** BEGIN Dataset rows **

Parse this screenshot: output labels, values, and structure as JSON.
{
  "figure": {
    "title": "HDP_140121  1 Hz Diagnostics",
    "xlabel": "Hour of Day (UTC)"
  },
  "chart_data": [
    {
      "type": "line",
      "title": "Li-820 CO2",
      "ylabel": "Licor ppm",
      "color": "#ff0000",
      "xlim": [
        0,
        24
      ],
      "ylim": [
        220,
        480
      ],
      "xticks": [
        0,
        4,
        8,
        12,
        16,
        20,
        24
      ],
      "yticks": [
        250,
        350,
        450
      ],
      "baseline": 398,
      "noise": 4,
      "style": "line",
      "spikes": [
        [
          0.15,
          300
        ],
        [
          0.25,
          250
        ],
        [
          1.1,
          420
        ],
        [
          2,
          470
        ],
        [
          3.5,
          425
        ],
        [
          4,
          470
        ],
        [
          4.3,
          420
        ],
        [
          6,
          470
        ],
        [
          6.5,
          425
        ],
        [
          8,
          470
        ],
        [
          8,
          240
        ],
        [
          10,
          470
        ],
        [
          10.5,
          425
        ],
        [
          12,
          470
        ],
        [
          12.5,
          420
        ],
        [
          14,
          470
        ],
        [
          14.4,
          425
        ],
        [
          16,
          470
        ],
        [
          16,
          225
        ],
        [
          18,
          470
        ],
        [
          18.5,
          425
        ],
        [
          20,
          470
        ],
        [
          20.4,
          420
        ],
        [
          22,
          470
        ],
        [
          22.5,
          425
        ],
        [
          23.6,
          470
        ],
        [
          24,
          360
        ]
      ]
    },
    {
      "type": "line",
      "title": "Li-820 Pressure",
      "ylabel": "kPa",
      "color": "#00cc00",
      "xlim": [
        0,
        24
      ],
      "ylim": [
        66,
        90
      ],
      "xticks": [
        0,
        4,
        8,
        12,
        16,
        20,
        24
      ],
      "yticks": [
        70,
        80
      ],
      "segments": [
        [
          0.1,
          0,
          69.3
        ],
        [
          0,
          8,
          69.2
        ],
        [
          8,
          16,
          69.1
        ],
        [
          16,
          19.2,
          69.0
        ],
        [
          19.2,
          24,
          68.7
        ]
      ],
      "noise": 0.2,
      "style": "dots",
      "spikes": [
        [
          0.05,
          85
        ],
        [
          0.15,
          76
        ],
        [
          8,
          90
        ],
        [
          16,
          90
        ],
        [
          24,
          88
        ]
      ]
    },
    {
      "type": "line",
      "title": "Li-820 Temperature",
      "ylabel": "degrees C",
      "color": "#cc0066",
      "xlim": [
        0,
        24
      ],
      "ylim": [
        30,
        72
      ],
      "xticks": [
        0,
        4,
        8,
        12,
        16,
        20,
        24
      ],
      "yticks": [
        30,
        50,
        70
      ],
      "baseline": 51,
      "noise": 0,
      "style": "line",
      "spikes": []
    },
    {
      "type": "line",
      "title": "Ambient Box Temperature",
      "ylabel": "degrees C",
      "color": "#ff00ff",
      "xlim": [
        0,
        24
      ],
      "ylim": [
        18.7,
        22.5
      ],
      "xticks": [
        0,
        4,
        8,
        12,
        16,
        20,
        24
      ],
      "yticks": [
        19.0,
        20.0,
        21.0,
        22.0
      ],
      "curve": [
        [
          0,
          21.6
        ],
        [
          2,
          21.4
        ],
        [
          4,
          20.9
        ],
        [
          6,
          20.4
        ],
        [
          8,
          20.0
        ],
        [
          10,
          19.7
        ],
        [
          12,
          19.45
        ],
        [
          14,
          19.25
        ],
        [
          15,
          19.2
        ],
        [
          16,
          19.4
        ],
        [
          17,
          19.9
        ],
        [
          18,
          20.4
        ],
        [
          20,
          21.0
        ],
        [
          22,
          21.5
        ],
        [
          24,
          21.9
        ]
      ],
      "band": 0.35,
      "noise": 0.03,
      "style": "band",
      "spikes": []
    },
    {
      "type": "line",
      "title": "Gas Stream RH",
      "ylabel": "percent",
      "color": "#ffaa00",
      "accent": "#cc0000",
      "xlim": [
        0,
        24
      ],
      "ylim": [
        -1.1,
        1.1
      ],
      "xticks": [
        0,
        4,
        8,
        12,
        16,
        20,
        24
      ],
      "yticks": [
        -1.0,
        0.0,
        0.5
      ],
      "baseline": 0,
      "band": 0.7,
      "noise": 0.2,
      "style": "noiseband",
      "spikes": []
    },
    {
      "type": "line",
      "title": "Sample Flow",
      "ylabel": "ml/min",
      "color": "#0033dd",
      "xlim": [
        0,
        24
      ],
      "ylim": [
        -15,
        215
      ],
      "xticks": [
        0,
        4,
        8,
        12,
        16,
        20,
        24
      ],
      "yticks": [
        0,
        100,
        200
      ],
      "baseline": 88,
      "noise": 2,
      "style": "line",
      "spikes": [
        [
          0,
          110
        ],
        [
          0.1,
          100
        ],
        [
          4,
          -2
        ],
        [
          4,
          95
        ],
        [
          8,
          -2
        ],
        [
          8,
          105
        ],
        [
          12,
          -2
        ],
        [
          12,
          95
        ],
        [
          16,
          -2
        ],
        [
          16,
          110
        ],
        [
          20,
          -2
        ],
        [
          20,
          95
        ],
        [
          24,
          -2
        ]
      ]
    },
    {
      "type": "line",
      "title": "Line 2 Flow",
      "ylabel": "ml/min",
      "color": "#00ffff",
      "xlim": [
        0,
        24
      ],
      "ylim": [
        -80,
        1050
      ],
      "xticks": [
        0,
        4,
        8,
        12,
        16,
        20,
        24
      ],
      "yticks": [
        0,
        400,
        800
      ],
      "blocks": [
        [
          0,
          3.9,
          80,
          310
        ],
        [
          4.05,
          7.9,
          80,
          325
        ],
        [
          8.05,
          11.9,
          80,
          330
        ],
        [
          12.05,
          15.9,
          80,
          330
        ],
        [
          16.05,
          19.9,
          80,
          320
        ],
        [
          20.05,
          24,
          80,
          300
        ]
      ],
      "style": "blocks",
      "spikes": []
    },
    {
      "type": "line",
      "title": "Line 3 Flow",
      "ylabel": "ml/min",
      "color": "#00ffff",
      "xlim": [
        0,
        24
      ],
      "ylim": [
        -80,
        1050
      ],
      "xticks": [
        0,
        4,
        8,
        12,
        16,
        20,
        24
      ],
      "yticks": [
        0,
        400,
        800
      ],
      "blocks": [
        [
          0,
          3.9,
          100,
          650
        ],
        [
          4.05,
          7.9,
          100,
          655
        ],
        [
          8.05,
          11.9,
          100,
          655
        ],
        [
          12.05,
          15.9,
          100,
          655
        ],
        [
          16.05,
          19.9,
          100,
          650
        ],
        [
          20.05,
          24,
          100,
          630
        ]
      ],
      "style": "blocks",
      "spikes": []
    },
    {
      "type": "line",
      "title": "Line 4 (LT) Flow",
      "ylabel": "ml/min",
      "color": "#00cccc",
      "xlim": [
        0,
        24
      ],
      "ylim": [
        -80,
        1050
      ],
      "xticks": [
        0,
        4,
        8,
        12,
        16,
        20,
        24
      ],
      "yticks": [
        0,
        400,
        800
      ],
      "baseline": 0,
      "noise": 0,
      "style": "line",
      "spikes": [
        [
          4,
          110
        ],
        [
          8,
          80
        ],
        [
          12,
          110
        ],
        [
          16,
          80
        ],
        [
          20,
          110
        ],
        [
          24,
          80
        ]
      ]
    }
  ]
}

** END Dataset rows **

[Goal] Retype the whole listing, matching it exactly.

[Written answer]
Parse this screenshot: output labels, values, and structure as JSON.
{
  "figure": {
    "title": "HDP_140121  1 Hz Diagnostics",
    "xlabel": "Hour of Day (UTC)"
  },
  "chart_data": [
    {
      "type": "line",
      "title": "Li-820 CO2",
      "ylabel": "Licor ppm",
      "color": "#ff0000",
      "xlim": [
        0,
        24
      ],
      "ylim": [
        220,
        480
      ],
      "xticks": [
        0,
        4,
        8,
        12,
        16,
        20,
        24
      ],
      "yticks": [
        250,
        350,
        450
      ],
      "baseline": 398,
      "noise": 4,
      "style": "line",
      "spikes": [
        [
          0.15,
          300
        ],
        [
          0.25,
          250
        ],
        [
          1.1,
          420
        ],
        [
          2,
          470
        ],
        [
          3.5,
          425
        ],
        [
          4,
          470
        ],
        [
          4.3,
          420
        ],
        [
          6,
          470
        ],
        [
          6.5,
          425
        ],
        [
          8,
          470
        ],
        [
          8,
          240
        ],
        [
          10,
          470
        ],
        [
          10.5,
          425
        ],
        [
          12,
          470
        ],
        [
          12.5,
          420
        ],
        [
          14,
          470
        ],
        [
          14.4,
          425
        ],
        [
          16,
          470
        ],
        [
          16,
          225
        ],
        [
          18,
          470
        ],
        [
          18.5,
          425
        ],
        [
          20,
          470
        ],
        [
          20.4,
          420
        ],
        [
          22,
          470
        ],
        [
          22.5,
          425
        ],
        [
          23.6,
          470
        ],
        [
          24,
          360
        ]
      ]
    },
    {
      "type": "line",
      "title": "Li-820 Pressure",
      "ylabel": "kPa",
      "color": "#00cc00",
      "xlim": [
        0,
        24
      ],
      "ylim": [
        66,
        90
      ],
      "xticks": [
        0,
        4,
        8,
        12,
        16,
        20,
        24
      ],
      "yticks": [
        70,
        80
      ],
      "segments": [
        [
          0.1,
          0,
          69.3
        ],
        [
          0,
          8,
          69.2
        ],
        [
          8,
          16,
          69.1
        ],
        [
          16,
          19.2,
          69.0
        ],
        [
          19.2,
          24,
          68.7
        ]
      ],
      "noise": 0.2,
      "style": "dots",
      "spikes": [
        [
          0.05,
          85
        ],
        [
          0.15,
          76
        ],
        [
          8,
          90
        ],
        [
          16,
          90
        ],
        [
          24,
          88
        ]
      ]
    },
    {
      "type": "line",
      "title": "Li-820 Temperature",
      "ylabel": "degrees C",
      "color": "#cc0066",
      "xlim": [
        0,
        24
      ],
      "ylim": [
        30,
        72
      ],
      "xticks": [
        0,
        4,
        8,
        12,
        16,
        20,
        24
      ],
      "yticks": [
        30,
        50,
        70
      ],
      "baseline": 51,
      "noise": 0,
      "style": "line",
      "spikes": []
    },
    {
      "type": "line",
      "title": "Ambient Box Temperature",
      "ylabel": "degrees C",
      "color": "#ff00ff",
      "xlim": [
        0,
        24
      ],
      "ylim": [
        18.7,
        22.5
      ],
      "xticks": [
        0,
        4,
        8,
        12,
        16,
        20,
        24
      ],
      "yticks": [
        19.0,
        20.0,
        21.0,
        22.0
      ],
      "curve": [
        [
          0,
          21.6
        ],
        [
          2,
          21.4
        ],
        [
          4,
          20.9
        ],
        [
          6,
          20.4
        ],
        [
          8,
          20.0
        ],
        [
          10,
          19.7
        ],
        [
          12,
          19.45
        ],
        [
          14,
          19.25
        ],
        [
          15,
          19.2
        ],
        [
          16,
          19.4
        ],
        [
          17,
          19.9
        ],
        [
          18,
          20.4
        ],
        [
          20,
          21.0
        ],
        [
          22,
          21.5
        ],
        [
          24,
          21.9
        ]
      ],
      "band": 0.35,
      "noise": 0.03,
      "style": "band",
      "spikes": []
    },
    {
      "type": "line",
      "title": "Gas Stream RH",
      "ylabel": "percent",
      "color": "#ffaa00",
      "accent": "#cc0000",
      "xlim": [
        0,
        24
      ],
      "ylim": [
        -1.1,
        1.1
      ],
      "xticks": [
        0,
        4,
        8,
        12,
        16,
        20,
        24
      ],
      "yticks": [
        -1.0,
        0.0,
        0.5
      ],
      "baseline": 0,
      "band": 0.7,
      "noise": 0.2,
      "style": "noiseband",
      "spikes": []
    },
    {
      "type": "line",
      "title": "Sample Flow",
      "ylabel": "ml/min",
      "color": "#0033dd",
      "xlim": [
        0,
        24
      ],
      "ylim": [
        -15,
        215
      ],
      "xticks": [
        0,
        4,
        8,
        12,
        16,
        20,
        24
      ],
      "yticks": [
        0,
        100,
        200
      ],
      "baseline": 88,
      "noise": 2,
      "style": "line",
      "spikes": [
        [
          0,
          110
        ],
        [
          0.1,
          100
        ],
        [
          4,
          -2
        ],
        [
          4,
          95
        ],
        [
          8,
          -2
        ],
        [
          8,
          105
        ],
        [
          12,
          -2
        ],
        [
          12,
          95
        ],
        [
          16,
          -2
        ],
        [
          16,
          110
        ],
        [
          20,
          -2
        ],
        [
          20,
          95
        ],
        [
          24,
          -2
        ]
      ]
    },
    {
      "type": "line",
      "title": "Line 2 Flow",
      "ylabel": "ml/min",
      "color": "#00ffff",
      "xlim": [
        0,
        24
      ],
      "ylim": [
        -80,
        1050
      ],
      "xticks": [
        0,
        4,
        8,
        12,
        16,
        20,
        24
      ],
      "yticks": [
        0,
        400,
        800
      ],
      "blocks": [
        [
          0,
          3.9,
          80,
          310
        ],
        [
          4.05,
          7.9,
          80,
          325
        ],
        [
          8.05,
          11.9,
          80,
          330
        ],
        [
          12.05,
          15.9,
          80,
          330
        ],
        [
          16.05,
          19.9,
          80,
          320
        ],
        [
          20.05,
          24,
          80,
          300
        ]
      ],
      "style": "blocks",
      "spikes": []
    },
    {
      "type": "line",
      "title": "Line 3 Flow",
      "ylabel": "ml/min",
      "color": "#00ffff",
      "xlim": [
        0,
        24
      ],
      "ylim": [
        -80,
        1050
      ],
      "xticks": [
        0,
        4,
        8,
        12,
        16,
        20,
        24
      ],
      "yticks": [
        0,
        400,
        800
      ],
      "blocks": [
        [
          0,
          3.9,
          100,
          650
        ],
        [
          4.05,
          7.9,
          100,
          655
        ],
        [
          8.05,
          11.9,
          100,
          655
        ],
        [
          12.05,
          15.9,
          100,
          655
        ],
        [
          16.05,
          19.9,
          100,
          650
        ],
        [
          20.05,
          24,
          100,
          630
        ]
      ],
      "style": "blocks",
      "spikes": []
    },
    {
      "type": "line",
      "title": "Line 4 (LT) Flow",
      "ylabel": "ml/min",
      "color": "#00cccc",
      "xlim": [
        0,
        24
      ],
      "ylim": [
        -80,
        1050
      ],
      "xticks": [
        0,
        4,
        8,
        12,
        16,
        20,
        24
      ],
      "yticks": [
        0,
        400,
        800
      ],
      "baseline": 0,
      "noise": 0,
      "style": "line",
      "spikes": [
        [
          4,
          110
        ],
        [
          8,
          80
        ],
        [
          12,
          110
        ],
        [
          16,
          80
        ],
        [
          20,
          110
        ],
        [
          24,
          80
        ]
      ]
    }
  ]
}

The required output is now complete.